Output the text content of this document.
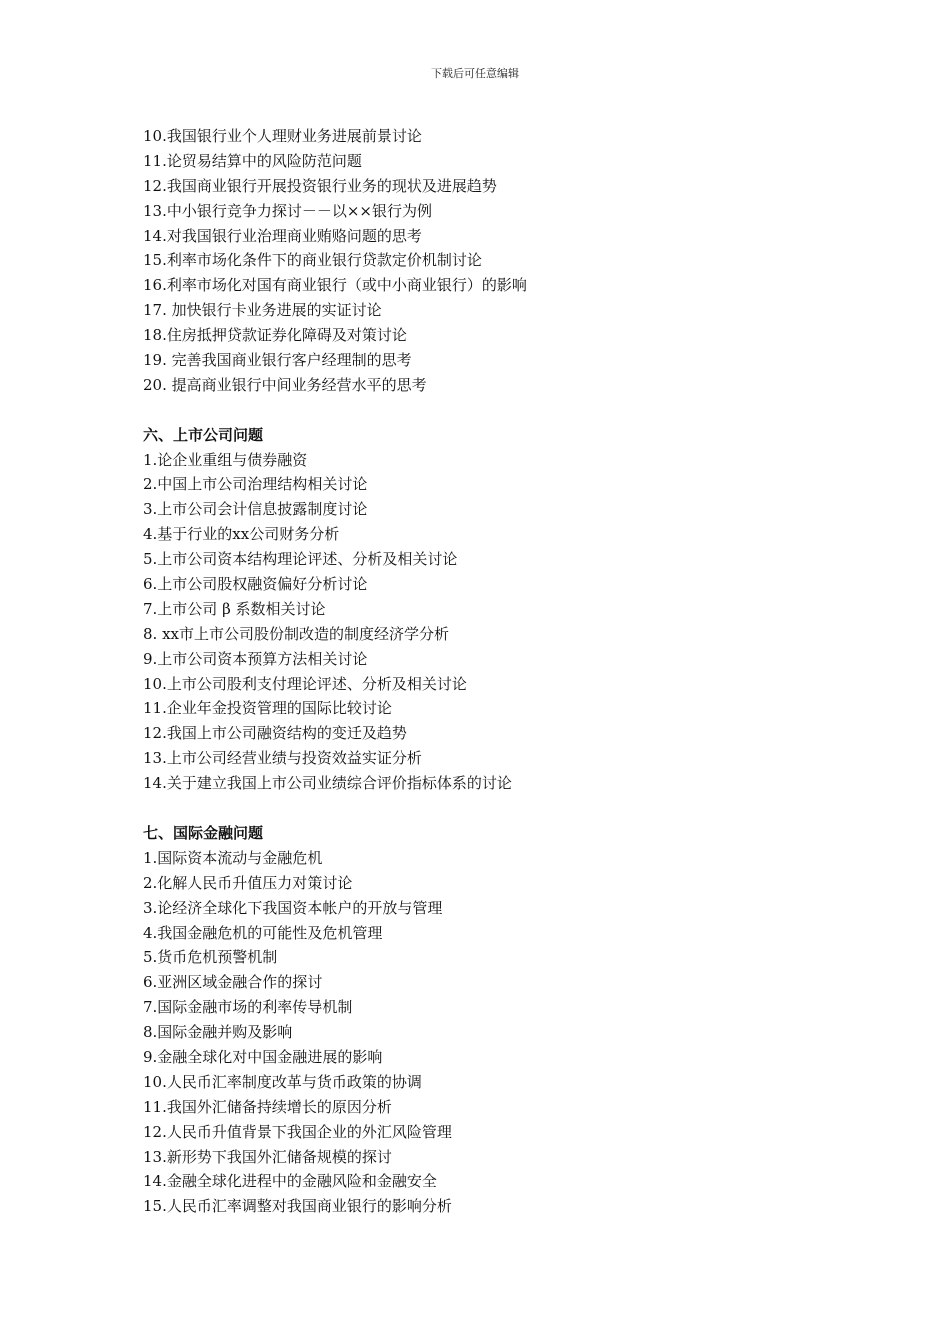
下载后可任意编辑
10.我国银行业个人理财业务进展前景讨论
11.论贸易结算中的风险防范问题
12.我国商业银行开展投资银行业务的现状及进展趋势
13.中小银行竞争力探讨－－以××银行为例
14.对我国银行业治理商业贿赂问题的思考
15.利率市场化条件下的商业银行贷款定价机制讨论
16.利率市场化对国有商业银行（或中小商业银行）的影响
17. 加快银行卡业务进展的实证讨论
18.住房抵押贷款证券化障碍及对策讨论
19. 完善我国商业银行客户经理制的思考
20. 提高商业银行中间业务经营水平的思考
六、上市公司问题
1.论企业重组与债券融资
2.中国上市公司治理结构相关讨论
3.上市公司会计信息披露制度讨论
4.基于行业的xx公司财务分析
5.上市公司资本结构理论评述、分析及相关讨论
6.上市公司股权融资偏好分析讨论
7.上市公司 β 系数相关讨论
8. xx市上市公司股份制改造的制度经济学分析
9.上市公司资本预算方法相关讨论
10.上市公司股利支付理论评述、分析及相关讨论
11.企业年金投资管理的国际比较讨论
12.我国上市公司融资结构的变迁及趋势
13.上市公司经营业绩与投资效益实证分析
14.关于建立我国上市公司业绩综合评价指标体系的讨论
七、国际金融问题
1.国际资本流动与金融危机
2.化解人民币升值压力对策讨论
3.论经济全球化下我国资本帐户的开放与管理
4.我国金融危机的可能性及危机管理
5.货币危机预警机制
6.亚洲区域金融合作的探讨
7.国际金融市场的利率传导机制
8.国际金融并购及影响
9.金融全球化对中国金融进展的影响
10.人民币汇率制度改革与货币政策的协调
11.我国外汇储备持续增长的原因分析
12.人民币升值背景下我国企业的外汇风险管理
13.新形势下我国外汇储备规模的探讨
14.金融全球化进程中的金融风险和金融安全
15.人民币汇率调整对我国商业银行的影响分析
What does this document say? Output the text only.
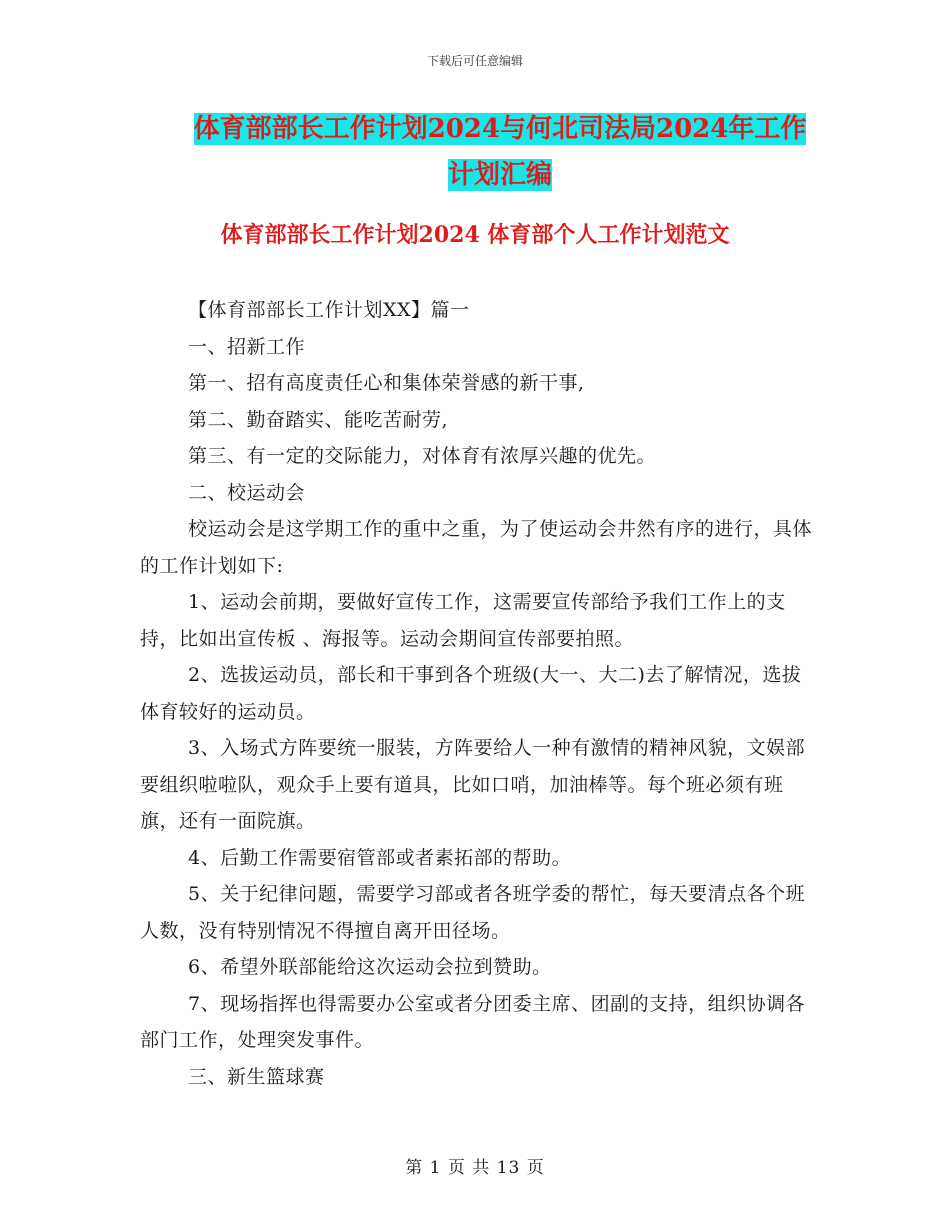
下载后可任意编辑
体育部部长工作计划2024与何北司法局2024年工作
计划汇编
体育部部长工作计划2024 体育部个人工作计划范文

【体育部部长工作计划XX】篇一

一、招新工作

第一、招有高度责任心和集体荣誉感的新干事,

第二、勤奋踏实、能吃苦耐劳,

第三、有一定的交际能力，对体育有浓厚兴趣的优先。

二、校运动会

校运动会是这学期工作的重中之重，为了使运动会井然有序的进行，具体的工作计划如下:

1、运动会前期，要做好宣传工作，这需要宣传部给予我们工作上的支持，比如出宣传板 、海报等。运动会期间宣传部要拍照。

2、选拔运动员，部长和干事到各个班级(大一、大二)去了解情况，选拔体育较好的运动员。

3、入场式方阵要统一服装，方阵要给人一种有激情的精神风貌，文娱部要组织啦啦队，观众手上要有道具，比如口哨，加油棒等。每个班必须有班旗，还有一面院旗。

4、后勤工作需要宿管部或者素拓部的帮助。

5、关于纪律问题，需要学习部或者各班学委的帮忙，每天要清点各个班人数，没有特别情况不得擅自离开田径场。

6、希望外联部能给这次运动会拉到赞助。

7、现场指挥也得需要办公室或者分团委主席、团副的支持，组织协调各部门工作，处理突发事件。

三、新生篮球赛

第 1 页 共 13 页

---------------

What this task involves - Copy the final portion of the records: every line from the one containing "What does this" through the last, word for word, without pictures.

Task result -
What does this document say? Output the text only.
下载后可任意编辑
体育部部长工作计划2024与何北司法局2024年工作
计划汇编
体育部部长工作计划2024 体育部个人工作计划范文

【体育部部长工作计划XX】篇一

一、招新工作

第一、招有高度责任心和集体荣誉感的新干事,

第二、勤奋踏实、能吃苦耐劳,

第三、有一定的交际能力，对体育有浓厚兴趣的优先。

二、校运动会

校运动会是这学期工作的重中之重，为了使运动会井然有序的进行，具体的工作计划如下:

1、运动会前期，要做好宣传工作，这需要宣传部给予我们工作上的支持，比如出宣传板 、海报等。运动会期间宣传部要拍照。

2、选拔运动员，部长和干事到各个班级(大一、大二)去了解情况，选拔体育较好的运动员。

3、入场式方阵要统一服装，方阵要给人一种有激情的精神风貌，文娱部要组织啦啦队，观众手上要有道具，比如口哨，加油棒等。每个班必须有班旗，还有一面院旗。

4、后勤工作需要宿管部或者素拓部的帮助。

5、关于纪律问题，需要学习部或者各班学委的帮忙，每天要清点各个班人数，没有特别情况不得擅自离开田径场。

6、希望外联部能给这次运动会拉到赞助。

7、现场指挥也得需要办公室或者分团委主席、团副的支持，组织协调各部门工作，处理突发事件。

三、新生篮球赛

第 1 页 共 13 页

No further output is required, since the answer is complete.